%%

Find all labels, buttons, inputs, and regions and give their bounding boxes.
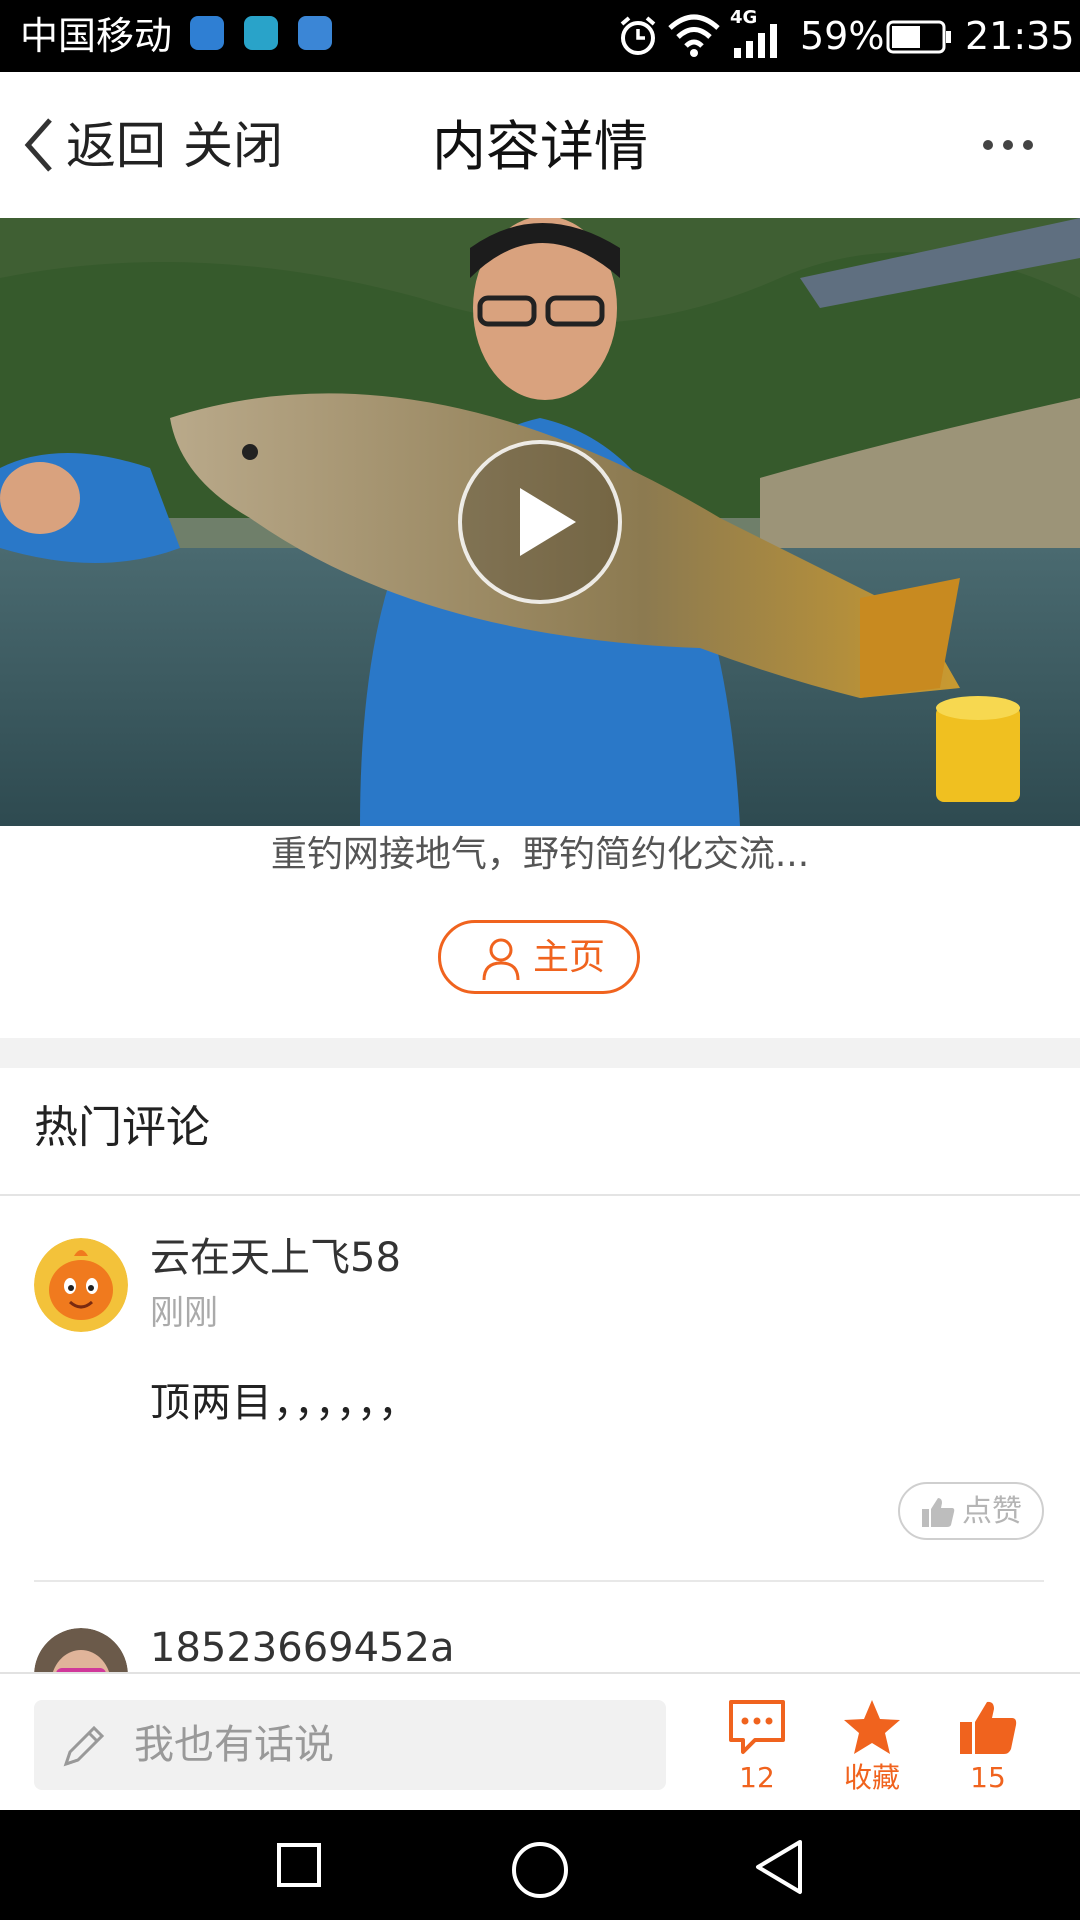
page-title: 内容详情 — [432, 115, 648, 178]
favorite-button[interactable]: 收藏 — [822, 1696, 922, 1806]
wifi-hotspot-icon — [298, 16, 332, 50]
battery-icon — [886, 20, 951, 54]
more-options-icon[interactable] — [982, 136, 1034, 154]
battery-percent: 59% — [800, 14, 885, 58]
thumbs-up-icon — [922, 1498, 955, 1527]
clock: 21:35 — [965, 14, 1075, 58]
video-caption: 重钓网接地气，野钓简约化交流... — [270, 834, 810, 875]
comment-timestamp: 刚刚 — [150, 1293, 218, 1333]
app-header: 返回 关闭 内容详情 — [0, 72, 1080, 220]
section-separator — [0, 1038, 1080, 1068]
system-nav-bar — [0, 1810, 1080, 1920]
status-bar: 中国移动 4G 59% 21:35 — [0, 0, 1080, 72]
comment-like-button[interactable]: 点赞 — [898, 1482, 1044, 1540]
divider — [0, 1194, 1080, 1196]
thumbs-up-icon — [960, 1701, 1017, 1754]
back-triangle-icon[interactable] — [752, 1838, 806, 1896]
homepage-button-label: 主页 — [533, 937, 606, 978]
pencil-icon — [63, 1725, 105, 1767]
comment-count: 12 — [739, 1761, 775, 1794]
wifi-icon — [668, 14, 720, 57]
comment-username[interactable]: 云在天上飞58 — [150, 1232, 401, 1284]
comment-like-label: 点赞 — [962, 1494, 1022, 1529]
recents-square-icon[interactable] — [276, 1842, 322, 1888]
bottom-action-bar: 我也有话说 12 收藏 15 — [0, 1672, 1080, 1810]
like-count: 15 — [970, 1761, 1006, 1794]
carrier-label: 中国移动 — [20, 14, 173, 58]
hot-comments-title: 热门评论 — [34, 1102, 210, 1153]
comment-bubble-icon — [729, 1700, 785, 1754]
comment-username[interactable]: 18523669452a — [150, 1620, 454, 1676]
signal-icon — [734, 24, 777, 58]
homepage-button[interactable]: 主页 — [438, 920, 640, 994]
person-icon — [482, 938, 520, 981]
like-button[interactable]: 15 — [938, 1696, 1038, 1806]
home-circle-icon[interactable] — [510, 1840, 570, 1900]
video-player[interactable] — [0, 218, 1080, 826]
gallery-icon — [190, 16, 224, 50]
comments-button[interactable]: 12 — [707, 1696, 807, 1806]
message-icon — [244, 16, 278, 50]
comment-input[interactable]: 我也有话说 — [34, 1700, 666, 1790]
comment-input-placeholder: 我也有话说 — [134, 1722, 334, 1768]
play-button-icon[interactable] — [456, 438, 624, 606]
favorite-label: 收藏 — [843, 1761, 900, 1794]
star-icon — [844, 1700, 900, 1754]
avatar[interactable] — [34, 1238, 128, 1332]
comment-text: 顶两目，，，，，， — [150, 1380, 419, 1426]
avatar-image — [34, 1238, 128, 1332]
divider — [34, 1580, 1044, 1582]
alarm-icon — [620, 16, 656, 55]
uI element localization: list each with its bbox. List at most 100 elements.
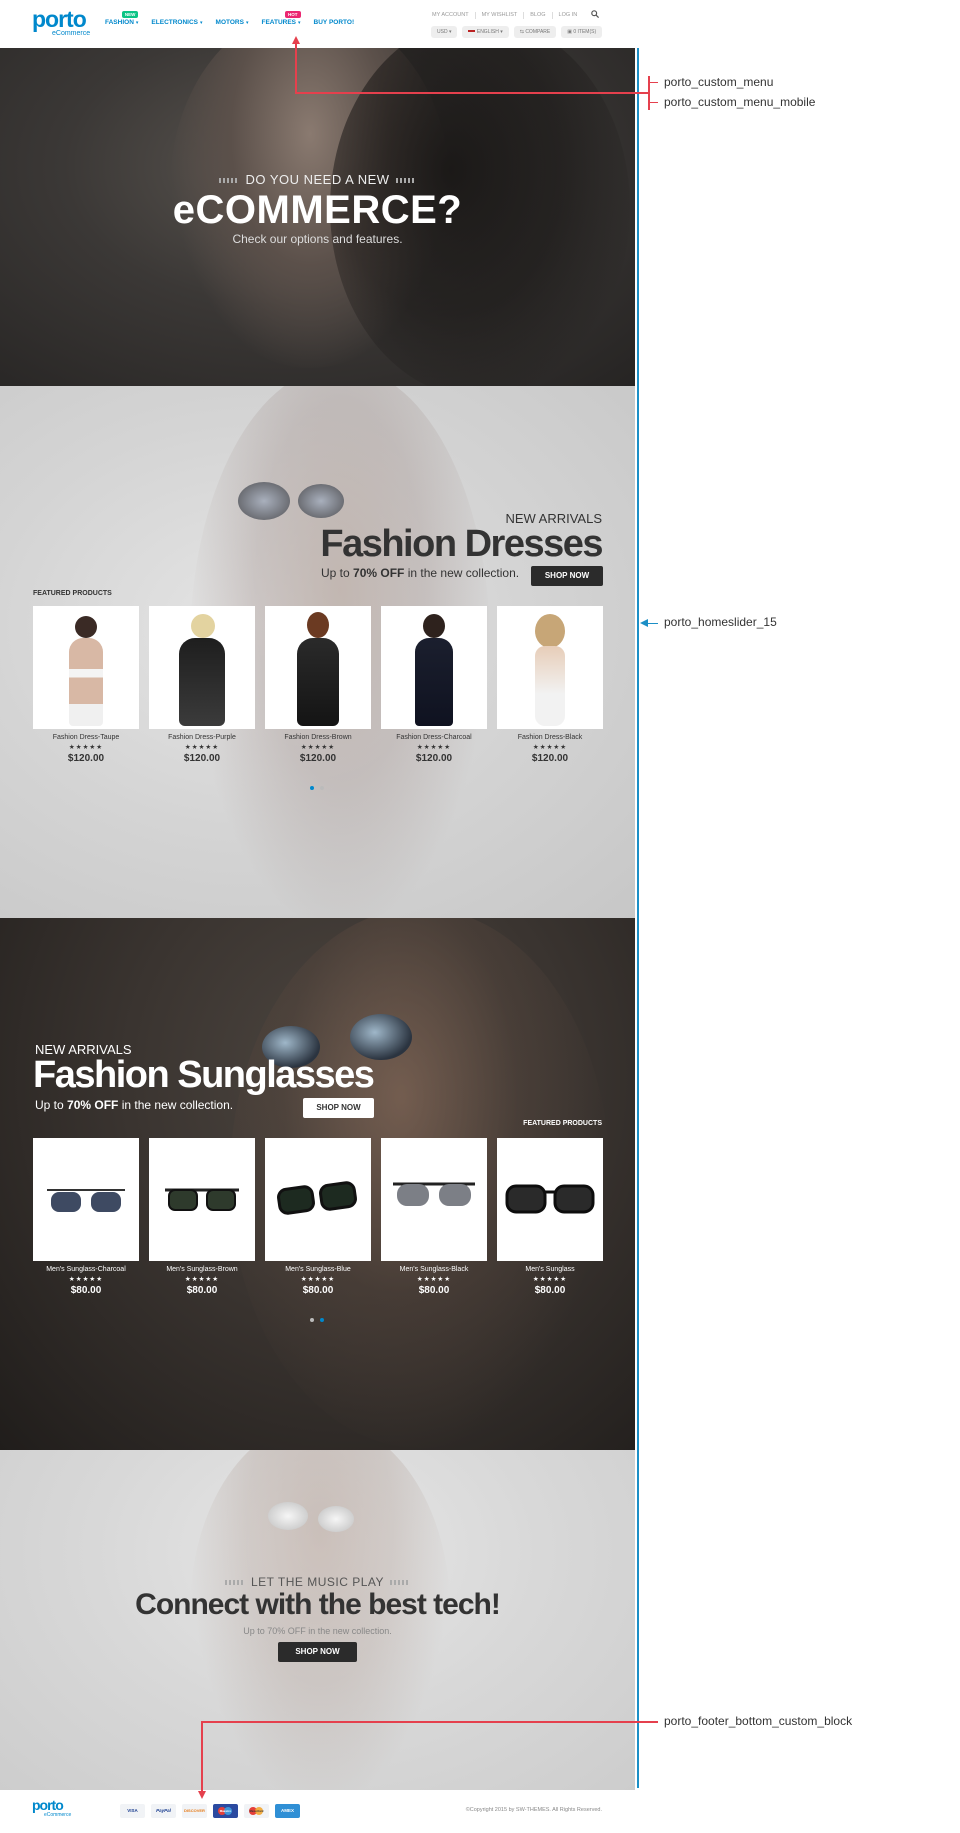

%%

* **TO DO**
Copy every line above word for word, omitting the pictures.

* **EXERCISE OUTPUT**
Find all labels, buttons, inputs, and regions and give their bounding boxes.
page-title: 内容详情 — [432, 115, 648, 178]
favorite-button[interactable]: 收藏 — [822, 1696, 922, 1806]
wifi-hotspot-icon — [298, 16, 332, 50]
battery-icon — [886, 20, 951, 54]
more-options-icon[interactable] — [982, 136, 1034, 154]
battery-percent: 59% — [800, 14, 885, 58]
thumbs-up-icon — [922, 1498, 955, 1527]
clock: 21:35 — [965, 14, 1075, 58]
video-caption: 重钓网接地气，野钓简约化交流... — [270, 834, 810, 875]
comment-timestamp: 刚刚 — [150, 1293, 218, 1333]
app-header: 返回 关闭 内容详情 — [0, 72, 1080, 220]
section-separator — [0, 1038, 1080, 1068]
system-nav-bar — [0, 1810, 1080, 1920]
status-bar: 中国移动 4G 59% 21:35 — [0, 0, 1080, 72]
comment-like-button[interactable]: 点赞 — [898, 1482, 1044, 1540]
divider — [0, 1194, 1080, 1196]
thumbs-up-icon — [960, 1701, 1017, 1754]
back-triangle-icon[interactable] — [752, 1838, 806, 1896]
homepage-button-label: 主页 — [533, 937, 606, 978]
pencil-icon — [63, 1725, 105, 1767]
comment-count: 12 — [739, 1761, 775, 1794]
wifi-icon — [668, 14, 720, 57]
comment-username[interactable]: 云在天上飞58 — [150, 1232, 401, 1284]
comment-like-label: 点赞 — [962, 1494, 1022, 1529]
recents-square-icon[interactable] — [276, 1842, 322, 1888]
bottom-action-bar: 我也有话说 12 收藏 15 — [0, 1672, 1080, 1810]
like-count: 15 — [970, 1761, 1006, 1794]
carrier-label: 中国移动 — [20, 14, 173, 58]
hot-comments-title: 热门评论 — [34, 1102, 210, 1153]
comment-bubble-icon — [729, 1700, 785, 1754]
comment-username[interactable]: 18523669452a — [150, 1620, 454, 1676]
signal-icon — [734, 24, 777, 58]
homepage-button[interactable]: 主页 — [438, 920, 640, 994]
person-icon — [482, 938, 520, 981]
like-button[interactable]: 15 — [938, 1696, 1038, 1806]
home-circle-icon[interactable] — [510, 1840, 570, 1900]
video-player[interactable] — [0, 218, 1080, 826]
gallery-icon — [190, 16, 224, 50]
comments-button[interactable]: 12 — [707, 1696, 807, 1806]
message-icon — [244, 16, 278, 50]
comment-input[interactable]: 我也有话说 — [34, 1700, 666, 1790]
comment-input-placeholder: 我也有话说 — [134, 1722, 334, 1768]
play-button-icon[interactable] — [456, 438, 624, 606]
favorite-label: 收藏 — [843, 1761, 900, 1794]
star-icon — [844, 1700, 900, 1754]
avatar[interactable] — [34, 1238, 128, 1332]
comment-text: 顶两目，，，，，， — [150, 1380, 419, 1426]
avatar-image — [34, 1238, 128, 1332]
divider — [34, 1580, 1044, 1582]
alarm-icon — [620, 16, 656, 55]
uI element localization: list each with its bbox. List at most 100 elements.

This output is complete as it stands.